**Stated task**
Of the lines in this material, how many contain "major"? Answer with a single number only.

★ ★ ★ ★

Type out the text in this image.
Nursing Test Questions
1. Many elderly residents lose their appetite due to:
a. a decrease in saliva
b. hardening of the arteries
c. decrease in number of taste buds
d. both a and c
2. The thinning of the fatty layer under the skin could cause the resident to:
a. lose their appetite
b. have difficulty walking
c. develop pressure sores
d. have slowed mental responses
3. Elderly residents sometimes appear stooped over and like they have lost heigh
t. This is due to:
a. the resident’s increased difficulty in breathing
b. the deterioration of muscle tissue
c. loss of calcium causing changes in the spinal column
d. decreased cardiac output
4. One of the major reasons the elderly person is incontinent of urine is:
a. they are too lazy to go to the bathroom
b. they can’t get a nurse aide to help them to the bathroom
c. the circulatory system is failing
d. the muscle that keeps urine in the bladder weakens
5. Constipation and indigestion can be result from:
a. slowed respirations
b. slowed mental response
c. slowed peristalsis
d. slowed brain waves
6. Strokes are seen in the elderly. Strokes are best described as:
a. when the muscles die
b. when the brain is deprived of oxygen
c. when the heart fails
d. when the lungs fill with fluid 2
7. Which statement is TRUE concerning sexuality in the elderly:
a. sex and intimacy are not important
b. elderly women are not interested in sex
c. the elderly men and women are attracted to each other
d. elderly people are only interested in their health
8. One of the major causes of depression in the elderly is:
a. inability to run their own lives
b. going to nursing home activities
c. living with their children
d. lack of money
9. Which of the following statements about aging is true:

★ ★ ★ ★

**Exercise answer**
2